(Data excerpts)

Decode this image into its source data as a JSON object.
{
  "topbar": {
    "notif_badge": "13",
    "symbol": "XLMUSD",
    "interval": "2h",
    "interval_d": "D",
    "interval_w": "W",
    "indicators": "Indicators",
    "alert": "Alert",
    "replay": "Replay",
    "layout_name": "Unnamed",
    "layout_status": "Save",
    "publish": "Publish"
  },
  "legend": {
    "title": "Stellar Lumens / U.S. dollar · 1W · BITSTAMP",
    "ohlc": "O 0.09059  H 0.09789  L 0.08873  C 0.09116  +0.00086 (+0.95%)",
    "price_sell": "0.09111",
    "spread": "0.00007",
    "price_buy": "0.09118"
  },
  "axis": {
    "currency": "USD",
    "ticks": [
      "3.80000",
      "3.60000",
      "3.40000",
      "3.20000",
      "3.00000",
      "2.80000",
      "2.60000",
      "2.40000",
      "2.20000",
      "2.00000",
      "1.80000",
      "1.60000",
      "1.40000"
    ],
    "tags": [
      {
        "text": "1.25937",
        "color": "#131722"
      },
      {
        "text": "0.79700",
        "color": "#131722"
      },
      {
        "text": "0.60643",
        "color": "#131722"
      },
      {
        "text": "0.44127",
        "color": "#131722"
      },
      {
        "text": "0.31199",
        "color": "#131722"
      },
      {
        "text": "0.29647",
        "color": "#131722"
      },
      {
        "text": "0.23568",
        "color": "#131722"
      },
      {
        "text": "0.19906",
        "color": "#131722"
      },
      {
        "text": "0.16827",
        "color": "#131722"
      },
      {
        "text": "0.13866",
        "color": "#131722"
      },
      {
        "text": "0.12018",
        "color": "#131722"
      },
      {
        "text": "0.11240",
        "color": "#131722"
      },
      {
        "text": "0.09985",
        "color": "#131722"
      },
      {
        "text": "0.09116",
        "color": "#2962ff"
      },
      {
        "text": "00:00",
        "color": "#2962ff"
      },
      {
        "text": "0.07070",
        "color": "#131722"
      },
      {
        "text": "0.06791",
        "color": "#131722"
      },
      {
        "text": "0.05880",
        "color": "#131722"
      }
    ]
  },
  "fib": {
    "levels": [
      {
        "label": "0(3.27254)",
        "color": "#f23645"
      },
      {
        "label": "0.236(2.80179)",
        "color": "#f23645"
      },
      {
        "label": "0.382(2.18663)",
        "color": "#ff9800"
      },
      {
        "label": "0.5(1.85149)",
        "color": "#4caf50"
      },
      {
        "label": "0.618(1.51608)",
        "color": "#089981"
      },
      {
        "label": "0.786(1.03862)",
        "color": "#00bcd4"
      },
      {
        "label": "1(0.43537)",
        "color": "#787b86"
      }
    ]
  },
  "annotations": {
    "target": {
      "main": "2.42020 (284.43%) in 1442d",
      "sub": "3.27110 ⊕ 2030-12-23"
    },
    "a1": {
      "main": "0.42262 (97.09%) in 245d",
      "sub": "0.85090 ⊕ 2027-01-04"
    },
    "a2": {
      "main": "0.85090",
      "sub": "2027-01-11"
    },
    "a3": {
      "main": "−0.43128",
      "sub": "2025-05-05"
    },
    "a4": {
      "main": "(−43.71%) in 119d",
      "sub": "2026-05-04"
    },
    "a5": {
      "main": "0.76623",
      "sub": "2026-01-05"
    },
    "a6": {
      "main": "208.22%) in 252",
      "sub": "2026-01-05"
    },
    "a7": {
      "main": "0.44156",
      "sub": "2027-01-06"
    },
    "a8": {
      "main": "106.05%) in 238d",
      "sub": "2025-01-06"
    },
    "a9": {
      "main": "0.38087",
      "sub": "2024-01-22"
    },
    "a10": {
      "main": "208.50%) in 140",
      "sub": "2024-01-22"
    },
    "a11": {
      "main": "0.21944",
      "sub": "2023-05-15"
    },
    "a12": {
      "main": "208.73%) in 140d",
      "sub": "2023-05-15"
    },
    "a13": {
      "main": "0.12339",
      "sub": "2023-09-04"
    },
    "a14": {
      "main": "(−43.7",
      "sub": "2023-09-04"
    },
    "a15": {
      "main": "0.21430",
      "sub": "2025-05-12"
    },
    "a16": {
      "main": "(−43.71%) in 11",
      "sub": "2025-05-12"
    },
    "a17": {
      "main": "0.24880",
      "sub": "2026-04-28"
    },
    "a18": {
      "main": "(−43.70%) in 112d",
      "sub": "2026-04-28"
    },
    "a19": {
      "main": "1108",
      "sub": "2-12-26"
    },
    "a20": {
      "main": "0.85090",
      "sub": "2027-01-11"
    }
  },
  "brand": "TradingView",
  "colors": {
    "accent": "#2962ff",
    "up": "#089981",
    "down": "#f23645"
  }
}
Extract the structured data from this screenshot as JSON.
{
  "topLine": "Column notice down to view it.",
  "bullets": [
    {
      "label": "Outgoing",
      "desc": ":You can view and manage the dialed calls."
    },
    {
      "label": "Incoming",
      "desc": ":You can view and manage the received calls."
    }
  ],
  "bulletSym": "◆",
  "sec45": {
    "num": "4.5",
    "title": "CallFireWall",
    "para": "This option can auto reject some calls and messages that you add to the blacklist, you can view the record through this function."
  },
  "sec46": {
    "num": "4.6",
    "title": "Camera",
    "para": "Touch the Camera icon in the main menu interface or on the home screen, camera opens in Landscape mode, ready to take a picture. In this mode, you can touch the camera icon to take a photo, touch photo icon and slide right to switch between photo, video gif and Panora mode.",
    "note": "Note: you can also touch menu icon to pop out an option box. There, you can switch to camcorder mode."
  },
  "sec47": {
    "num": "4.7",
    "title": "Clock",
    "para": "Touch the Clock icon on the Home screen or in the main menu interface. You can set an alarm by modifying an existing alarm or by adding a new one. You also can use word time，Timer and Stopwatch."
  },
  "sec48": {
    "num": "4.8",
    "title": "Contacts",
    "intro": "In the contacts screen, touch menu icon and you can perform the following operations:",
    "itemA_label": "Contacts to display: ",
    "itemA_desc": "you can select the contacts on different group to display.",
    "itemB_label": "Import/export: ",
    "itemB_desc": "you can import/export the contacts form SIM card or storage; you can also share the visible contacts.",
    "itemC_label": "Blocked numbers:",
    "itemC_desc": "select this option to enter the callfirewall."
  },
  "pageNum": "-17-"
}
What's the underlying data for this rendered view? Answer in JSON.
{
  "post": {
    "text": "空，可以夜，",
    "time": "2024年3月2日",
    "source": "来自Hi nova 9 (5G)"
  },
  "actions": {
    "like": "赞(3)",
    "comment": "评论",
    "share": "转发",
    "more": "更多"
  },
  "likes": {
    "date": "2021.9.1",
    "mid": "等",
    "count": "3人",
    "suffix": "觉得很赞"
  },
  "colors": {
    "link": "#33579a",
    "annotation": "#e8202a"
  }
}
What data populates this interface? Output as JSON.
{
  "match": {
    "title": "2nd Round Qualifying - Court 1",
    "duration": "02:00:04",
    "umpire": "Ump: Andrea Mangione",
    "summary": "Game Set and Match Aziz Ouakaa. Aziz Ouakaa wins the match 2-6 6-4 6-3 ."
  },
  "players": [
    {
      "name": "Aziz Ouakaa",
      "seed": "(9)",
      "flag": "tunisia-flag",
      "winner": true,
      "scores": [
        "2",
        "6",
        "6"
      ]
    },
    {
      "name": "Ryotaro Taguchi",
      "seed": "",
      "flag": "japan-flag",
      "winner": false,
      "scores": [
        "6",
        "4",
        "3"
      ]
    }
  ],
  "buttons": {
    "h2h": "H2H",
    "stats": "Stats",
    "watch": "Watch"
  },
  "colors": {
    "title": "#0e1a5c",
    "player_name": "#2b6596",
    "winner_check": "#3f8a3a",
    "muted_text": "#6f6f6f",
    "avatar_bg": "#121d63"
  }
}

Aim: Select and copy every line from the records that includes the word "Aziz".

Response below:
    "summary": "Game Set and Match Aziz Ouakaa. Aziz Ouakaa wins the match 2-6 6-4 6-3 ."
      "name": "Aziz Ouakaa",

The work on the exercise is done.